╔══
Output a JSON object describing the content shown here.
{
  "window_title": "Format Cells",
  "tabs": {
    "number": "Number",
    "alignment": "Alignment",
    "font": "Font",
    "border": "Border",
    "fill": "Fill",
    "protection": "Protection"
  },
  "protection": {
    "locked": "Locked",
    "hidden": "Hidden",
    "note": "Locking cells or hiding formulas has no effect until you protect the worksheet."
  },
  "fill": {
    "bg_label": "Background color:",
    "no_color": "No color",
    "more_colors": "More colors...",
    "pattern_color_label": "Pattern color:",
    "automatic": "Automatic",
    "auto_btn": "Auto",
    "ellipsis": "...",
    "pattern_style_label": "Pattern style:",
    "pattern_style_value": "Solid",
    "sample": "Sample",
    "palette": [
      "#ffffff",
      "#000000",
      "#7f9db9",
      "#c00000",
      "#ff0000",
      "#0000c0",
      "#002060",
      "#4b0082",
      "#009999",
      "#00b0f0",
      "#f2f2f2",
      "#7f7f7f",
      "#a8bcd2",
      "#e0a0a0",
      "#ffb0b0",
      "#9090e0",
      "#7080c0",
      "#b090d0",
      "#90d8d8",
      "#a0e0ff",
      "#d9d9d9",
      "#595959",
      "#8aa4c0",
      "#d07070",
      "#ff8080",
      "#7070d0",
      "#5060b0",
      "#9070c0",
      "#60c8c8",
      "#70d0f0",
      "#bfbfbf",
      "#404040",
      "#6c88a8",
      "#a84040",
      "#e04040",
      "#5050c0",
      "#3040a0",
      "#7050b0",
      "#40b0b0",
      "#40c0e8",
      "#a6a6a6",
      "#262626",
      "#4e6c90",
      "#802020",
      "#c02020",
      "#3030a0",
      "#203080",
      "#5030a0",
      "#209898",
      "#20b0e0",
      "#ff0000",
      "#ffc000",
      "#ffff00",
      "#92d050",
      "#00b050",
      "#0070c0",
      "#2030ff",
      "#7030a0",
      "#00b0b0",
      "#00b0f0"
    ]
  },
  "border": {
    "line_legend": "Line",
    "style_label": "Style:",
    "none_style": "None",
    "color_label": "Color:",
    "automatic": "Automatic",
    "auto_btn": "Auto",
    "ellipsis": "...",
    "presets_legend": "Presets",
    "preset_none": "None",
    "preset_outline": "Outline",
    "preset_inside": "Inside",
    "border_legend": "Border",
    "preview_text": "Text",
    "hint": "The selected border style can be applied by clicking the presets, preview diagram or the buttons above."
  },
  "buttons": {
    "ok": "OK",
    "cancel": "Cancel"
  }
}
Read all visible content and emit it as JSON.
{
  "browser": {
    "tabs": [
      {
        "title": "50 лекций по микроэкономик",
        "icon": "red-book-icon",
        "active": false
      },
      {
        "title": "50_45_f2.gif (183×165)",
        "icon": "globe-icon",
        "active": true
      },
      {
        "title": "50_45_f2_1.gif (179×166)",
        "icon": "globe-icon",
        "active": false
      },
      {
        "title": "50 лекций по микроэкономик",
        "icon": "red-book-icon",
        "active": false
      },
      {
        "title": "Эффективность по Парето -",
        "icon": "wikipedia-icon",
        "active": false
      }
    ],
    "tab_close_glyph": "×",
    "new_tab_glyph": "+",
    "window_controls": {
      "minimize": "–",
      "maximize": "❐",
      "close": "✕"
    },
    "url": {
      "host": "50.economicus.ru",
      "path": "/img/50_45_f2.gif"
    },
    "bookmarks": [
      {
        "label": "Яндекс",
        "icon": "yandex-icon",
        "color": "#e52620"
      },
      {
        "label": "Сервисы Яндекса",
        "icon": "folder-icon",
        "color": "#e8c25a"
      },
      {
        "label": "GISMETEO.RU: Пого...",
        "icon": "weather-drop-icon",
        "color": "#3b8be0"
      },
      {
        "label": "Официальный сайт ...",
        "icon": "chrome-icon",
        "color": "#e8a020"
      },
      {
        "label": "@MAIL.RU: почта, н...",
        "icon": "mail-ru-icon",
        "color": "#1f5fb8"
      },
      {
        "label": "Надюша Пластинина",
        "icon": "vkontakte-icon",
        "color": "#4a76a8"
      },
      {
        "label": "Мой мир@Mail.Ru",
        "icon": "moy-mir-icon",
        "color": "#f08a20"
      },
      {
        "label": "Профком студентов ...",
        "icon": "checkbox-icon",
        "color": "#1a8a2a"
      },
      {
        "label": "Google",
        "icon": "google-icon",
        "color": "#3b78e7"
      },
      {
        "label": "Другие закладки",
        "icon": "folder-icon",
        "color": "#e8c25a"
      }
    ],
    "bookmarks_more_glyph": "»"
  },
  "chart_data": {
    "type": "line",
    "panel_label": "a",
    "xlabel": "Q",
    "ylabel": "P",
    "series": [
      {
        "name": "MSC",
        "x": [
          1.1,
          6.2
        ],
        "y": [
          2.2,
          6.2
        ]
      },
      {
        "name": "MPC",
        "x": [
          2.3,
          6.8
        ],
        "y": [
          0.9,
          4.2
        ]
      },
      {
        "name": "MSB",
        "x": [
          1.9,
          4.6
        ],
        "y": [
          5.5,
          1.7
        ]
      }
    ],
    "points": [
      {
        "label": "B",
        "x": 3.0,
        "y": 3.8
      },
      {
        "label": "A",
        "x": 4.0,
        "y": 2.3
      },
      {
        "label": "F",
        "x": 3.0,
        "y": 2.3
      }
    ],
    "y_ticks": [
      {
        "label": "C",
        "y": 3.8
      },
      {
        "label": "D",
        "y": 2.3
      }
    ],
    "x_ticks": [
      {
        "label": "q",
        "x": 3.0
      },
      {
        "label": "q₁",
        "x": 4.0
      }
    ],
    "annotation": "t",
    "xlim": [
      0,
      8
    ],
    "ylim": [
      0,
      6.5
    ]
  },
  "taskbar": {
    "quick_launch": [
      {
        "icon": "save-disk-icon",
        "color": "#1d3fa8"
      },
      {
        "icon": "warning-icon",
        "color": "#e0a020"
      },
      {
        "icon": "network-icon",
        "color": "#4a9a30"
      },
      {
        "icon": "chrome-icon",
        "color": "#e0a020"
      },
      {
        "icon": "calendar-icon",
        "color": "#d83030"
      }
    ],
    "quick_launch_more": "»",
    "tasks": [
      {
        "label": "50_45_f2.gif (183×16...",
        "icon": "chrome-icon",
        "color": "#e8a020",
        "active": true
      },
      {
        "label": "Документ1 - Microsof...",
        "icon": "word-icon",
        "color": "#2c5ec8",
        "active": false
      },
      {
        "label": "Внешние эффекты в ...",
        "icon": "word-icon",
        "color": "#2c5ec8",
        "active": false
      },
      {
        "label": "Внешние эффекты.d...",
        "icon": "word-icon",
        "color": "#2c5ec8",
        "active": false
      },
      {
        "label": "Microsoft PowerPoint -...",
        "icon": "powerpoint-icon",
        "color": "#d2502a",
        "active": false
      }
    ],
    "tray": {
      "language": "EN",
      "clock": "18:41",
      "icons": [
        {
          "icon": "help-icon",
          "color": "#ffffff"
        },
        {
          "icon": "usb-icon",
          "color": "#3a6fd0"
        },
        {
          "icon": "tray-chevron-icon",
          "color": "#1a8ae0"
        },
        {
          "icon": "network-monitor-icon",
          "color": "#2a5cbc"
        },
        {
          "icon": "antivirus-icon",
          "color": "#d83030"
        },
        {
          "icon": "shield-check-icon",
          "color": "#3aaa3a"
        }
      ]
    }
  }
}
╚══
▶ _Problem requirements_
The data above should be returned in full, exactly as written.

▶ _Response to this exercise_
Output a JSON object describing the content shown here.
{
  "window_title": "Format Cells",
  "tabs": {
    "number": "Number",
    "alignment": "Alignment",
    "font": "Font",
    "border": "Border",
    "fill": "Fill",
    "protection": "Protection"
  },
  "protection": {
    "locked": "Locked",
    "hidden": "Hidden",
    "note": "Locking cells or hiding formulas has no effect until you protect the worksheet."
  },
  "fill": {
    "bg_label": "Background color:",
    "no_color": "No color",
    "more_colors": "More colors...",
    "pattern_color_label": "Pattern color:",
    "automatic": "Automatic",
    "auto_btn": "Auto",
    "ellipsis": "...",
    "pattern_style_label": "Pattern style:",
    "pattern_style_value": "Solid",
    "sample": "Sample",
    "palette": [
      "#ffffff",
      "#000000",
      "#7f9db9",
      "#c00000",
      "#ff0000",
      "#0000c0",
      "#002060",
      "#4b0082",
      "#009999",
      "#00b0f0",
      "#f2f2f2",
      "#7f7f7f",
      "#a8bcd2",
      "#e0a0a0",
      "#ffb0b0",
      "#9090e0",
      "#7080c0",
      "#b090d0",
      "#90d8d8",
      "#a0e0ff",
      "#d9d9d9",
      "#595959",
      "#8aa4c0",
      "#d07070",
      "#ff8080",
      "#7070d0",
      "#5060b0",
      "#9070c0",
      "#60c8c8",
      "#70d0f0",
      "#bfbfbf",
      "#404040",
      "#6c88a8",
      "#a84040",
      "#e04040",
      "#5050c0",
      "#3040a0",
      "#7050b0",
      "#40b0b0",
      "#40c0e8",
      "#a6a6a6",
      "#262626",
      "#4e6c90",
      "#802020",
      "#c02020",
      "#3030a0",
      "#203080",
      "#5030a0",
      "#209898",
      "#20b0e0",
      "#ff0000",
      "#ffc000",
      "#ffff00",
      "#92d050",
      "#00b050",
      "#0070c0",
      "#2030ff",
      "#7030a0",
      "#00b0b0",
      "#00b0f0"
    ]
  },
  "border": {
    "line_legend": "Line",
    "style_label": "Style:",
    "none_style": "None",
    "color_label": "Color:",
    "automatic": "Automatic",
    "auto_btn": "Auto",
    "ellipsis": "...",
    "presets_legend": "Presets",
    "preset_none": "None",
    "preset_outline": "Outline",
    "preset_inside": "Inside",
    "border_legend": "Border",
    "preview_text": "Text",
    "hint": "The selected border style can be applied by clicking the presets, preview diagram or the buttons above."
  },
  "buttons": {
    "ok": "OK",
    "cancel": "Cancel"
  }
}
Read all visible content and emit it as JSON.
{
  "browser": {
    "tabs": [
      {
        "title": "50 лекций по микроэкономик",
        "icon": "red-book-icon",
        "active": false
      },
      {
        "title": "50_45_f2.gif (183×165)",
        "icon": "globe-icon",
        "active": true
      },
      {
        "title": "50_45_f2_1.gif (179×166)",
        "icon": "globe-icon",
        "active": false
      },
      {
        "title": "50 лекций по микроэкономик",
        "icon": "red-book-icon",
        "active": false
      },
      {
        "title": "Эффективность по Парето -",
        "icon": "wikipedia-icon",
        "active": false
      }
    ],
    "tab_close_glyph": "×",
    "new_tab_glyph": "+",
    "window_controls": {
      "minimize": "–",
      "maximize": "❐",
      "close": "✕"
    },
    "url": {
      "host": "50.economicus.ru",
      "path": "/img/50_45_f2.gif"
    },
    "bookmarks": [
      {
        "label": "Яндекс",
        "icon": "yandex-icon",
        "color": "#e52620"
      },
      {
        "label": "Сервисы Яндекса",
        "icon": "folder-icon",
        "color": "#e8c25a"
      },
      {
        "label": "GISMETEO.RU: Пого...",
        "icon": "weather-drop-icon",
        "color": "#3b8be0"
      },
      {
        "label": "Официальный сайт ...",
        "icon": "chrome-icon",
        "color": "#e8a020"
      },
      {
        "label": "@MAIL.RU: почта, н...",
        "icon": "mail-ru-icon",
        "color": "#1f5fb8"
      },
      {
        "label": "Надюша Пластинина",
        "icon": "vkontakte-icon",
        "color": "#4a76a8"
      },
      {
        "label": "Мой мир@Mail.Ru",
        "icon": "moy-mir-icon",
        "color": "#f08a20"
      },
      {
        "label": "Профком студентов ...",
        "icon": "checkbox-icon",
        "color": "#1a8a2a"
      },
      {
        "label": "Google",
        "icon": "google-icon",
        "color": "#3b78e7"
      },
      {
        "label": "Другие закладки",
        "icon": "folder-icon",
        "color": "#e8c25a"
      }
    ],
    "bookmarks_more_glyph": "»"
  },
  "chart_data": {
    "type": "line",
    "panel_label": "a",
    "xlabel": "Q",
    "ylabel": "P",
    "series": [
      {
        "name": "MSC",
        "x": [
          1.1,
          6.2
        ],
        "y": [
          2.2,
          6.2
        ]
      },
      {
        "name": "MPC",
        "x": [
          2.3,
          6.8
        ],
        "y": [
          0.9,
          4.2
        ]
      },
      {
        "name": "MSB",
        "x": [
          1.9,
          4.6
        ],
        "y": [
          5.5,
          1.7
        ]
      }
    ],
    "points": [
      {
        "label": "B",
        "x": 3.0,
        "y": 3.8
      },
      {
        "label": "A",
        "x": 4.0,
        "y": 2.3
      },
      {
        "label": "F",
        "x": 3.0,
        "y": 2.3
      }
    ],
    "y_ticks": [
      {
        "label": "C",
        "y": 3.8
      },
      {
        "label": "D",
        "y": 2.3
      }
    ],
    "x_ticks": [
      {
        "label": "q",
        "x": 3.0
      },
      {
        "label": "q₁",
        "x": 4.0
      }
    ],
    "annotation": "t",
    "xlim": [
      0,
      8
    ],
    "ylim": [
      0,
      6.5
    ]
  },
  "taskbar": {
    "quick_launch": [
      {
        "icon": "save-disk-icon",
        "color": "#1d3fa8"
      },
      {
        "icon": "warning-icon",
        "color": "#e0a020"
      },
      {
        "icon": "network-icon",
        "color": "#4a9a30"
      },
      {
        "icon": "chrome-icon",
        "color": "#e0a020"
      },
      {
        "icon": "calendar-icon",
        "color": "#d83030"
      }
    ],
    "quick_launch_more": "»",
    "tasks": [
      {
        "label": "50_45_f2.gif (183×16...",
        "icon": "chrome-icon",
        "color": "#e8a020",
        "active": true
      },
      {
        "label": "Документ1 - Microsof...",
        "icon": "word-icon",
        "color": "#2c5ec8",
        "active": false
      },
      {
        "label": "Внешние эффекты в ...",
        "icon": "word-icon",
        "color": "#2c5ec8",
        "active": false
      },
      {
        "label": "Внешние эффекты.d...",
        "icon": "word-icon",
        "color": "#2c5ec8",
        "active": false
      },
      {
        "label": "Microsoft PowerPoint -...",
        "icon": "powerpoint-icon",
        "color": "#d2502a",
        "active": false
      }
    ],
    "tray": {
      "language": "EN",
      "clock": "18:41",
      "icons": [
        {
          "icon": "help-icon",
          "color": "#ffffff"
        },
        {
          "icon": "usb-icon",
          "color": "#3a6fd0"
        },
        {
          "icon": "tray-chevron-icon",
          "color": "#1a8ae0"
        },
        {
          "icon": "network-monitor-icon",
          "color": "#2a5cbc"
        },
        {
          "icon": "antivirus-icon",
          "color": "#d83030"
        },
        {
          "icon": "shield-check-icon",
          "color": "#3aaa3a"
        }
      ]
    }
  }
}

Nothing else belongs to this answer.